Your task:
From the entries below, copy every line holding the word "Biomass".

Records for this exercise:
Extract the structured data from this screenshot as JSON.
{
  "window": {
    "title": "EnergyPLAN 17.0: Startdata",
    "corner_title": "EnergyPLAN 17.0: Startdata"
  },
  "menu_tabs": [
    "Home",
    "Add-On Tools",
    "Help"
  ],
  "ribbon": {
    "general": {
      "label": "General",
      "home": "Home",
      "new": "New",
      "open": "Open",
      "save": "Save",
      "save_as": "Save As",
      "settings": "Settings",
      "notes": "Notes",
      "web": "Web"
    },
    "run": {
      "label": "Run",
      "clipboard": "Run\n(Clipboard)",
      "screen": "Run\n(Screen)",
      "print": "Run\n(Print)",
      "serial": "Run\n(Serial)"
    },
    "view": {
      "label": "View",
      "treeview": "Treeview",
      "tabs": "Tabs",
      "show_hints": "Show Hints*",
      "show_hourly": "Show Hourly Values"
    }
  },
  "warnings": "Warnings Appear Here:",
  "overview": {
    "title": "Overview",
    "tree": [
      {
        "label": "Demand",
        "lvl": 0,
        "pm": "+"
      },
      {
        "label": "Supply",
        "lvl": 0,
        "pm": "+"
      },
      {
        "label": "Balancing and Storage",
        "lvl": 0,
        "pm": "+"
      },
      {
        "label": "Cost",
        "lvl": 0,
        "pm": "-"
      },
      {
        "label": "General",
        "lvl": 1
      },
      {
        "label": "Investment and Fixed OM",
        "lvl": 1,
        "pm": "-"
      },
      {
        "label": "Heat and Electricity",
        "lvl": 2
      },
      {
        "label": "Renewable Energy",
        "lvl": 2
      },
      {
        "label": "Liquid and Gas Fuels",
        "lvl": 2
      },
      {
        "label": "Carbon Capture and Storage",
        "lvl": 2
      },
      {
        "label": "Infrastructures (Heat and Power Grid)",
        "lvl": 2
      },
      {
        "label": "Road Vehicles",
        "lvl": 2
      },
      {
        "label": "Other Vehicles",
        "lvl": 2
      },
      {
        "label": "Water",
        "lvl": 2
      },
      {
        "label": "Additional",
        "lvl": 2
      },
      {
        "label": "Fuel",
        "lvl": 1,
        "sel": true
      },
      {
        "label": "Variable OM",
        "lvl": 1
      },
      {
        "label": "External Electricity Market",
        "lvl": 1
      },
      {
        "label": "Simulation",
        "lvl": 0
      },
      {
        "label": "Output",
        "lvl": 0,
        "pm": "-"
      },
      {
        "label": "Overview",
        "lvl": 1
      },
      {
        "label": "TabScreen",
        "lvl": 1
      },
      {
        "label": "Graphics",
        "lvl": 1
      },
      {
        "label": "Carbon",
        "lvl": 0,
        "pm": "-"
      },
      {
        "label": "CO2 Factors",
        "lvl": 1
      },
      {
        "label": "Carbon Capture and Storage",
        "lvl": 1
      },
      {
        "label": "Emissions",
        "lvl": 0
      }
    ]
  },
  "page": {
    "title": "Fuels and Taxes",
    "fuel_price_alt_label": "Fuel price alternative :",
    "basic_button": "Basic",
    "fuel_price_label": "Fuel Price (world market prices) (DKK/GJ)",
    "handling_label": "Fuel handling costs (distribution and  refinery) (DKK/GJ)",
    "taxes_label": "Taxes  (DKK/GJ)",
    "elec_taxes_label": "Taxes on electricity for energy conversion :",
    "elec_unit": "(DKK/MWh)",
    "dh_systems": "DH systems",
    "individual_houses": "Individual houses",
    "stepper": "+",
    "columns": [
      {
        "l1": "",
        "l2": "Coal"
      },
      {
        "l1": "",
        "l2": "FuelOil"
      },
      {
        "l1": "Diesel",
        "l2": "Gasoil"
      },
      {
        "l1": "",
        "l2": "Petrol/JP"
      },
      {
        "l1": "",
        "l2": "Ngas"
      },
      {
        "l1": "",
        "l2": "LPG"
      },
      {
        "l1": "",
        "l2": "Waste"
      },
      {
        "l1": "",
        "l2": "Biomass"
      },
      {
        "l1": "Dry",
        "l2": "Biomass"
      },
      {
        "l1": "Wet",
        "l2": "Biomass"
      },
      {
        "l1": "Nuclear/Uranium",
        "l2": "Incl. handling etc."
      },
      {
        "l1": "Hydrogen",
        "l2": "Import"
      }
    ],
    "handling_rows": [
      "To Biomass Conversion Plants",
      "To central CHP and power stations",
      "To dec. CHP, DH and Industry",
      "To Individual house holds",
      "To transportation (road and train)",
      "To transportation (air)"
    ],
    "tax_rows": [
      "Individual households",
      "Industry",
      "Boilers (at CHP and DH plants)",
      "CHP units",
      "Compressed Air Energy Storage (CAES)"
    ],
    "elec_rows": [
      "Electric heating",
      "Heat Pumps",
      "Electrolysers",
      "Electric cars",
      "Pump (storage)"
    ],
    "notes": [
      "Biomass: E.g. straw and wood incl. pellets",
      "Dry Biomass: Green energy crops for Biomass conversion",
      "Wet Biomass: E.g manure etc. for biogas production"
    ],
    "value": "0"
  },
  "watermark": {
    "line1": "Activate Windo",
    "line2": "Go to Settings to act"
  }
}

Result of the task:
        "l2": "Biomass"
        "l2": "Biomass"
        "l2": "Biomass"
      "To Biomass Conversion Plants",
      "Biomass: E.g. straw and wood incl. pellets",
      "Dry Biomass: Green energy crops for Biomass conversion",
      "Wet Biomass: E.g manure etc. for biogas production"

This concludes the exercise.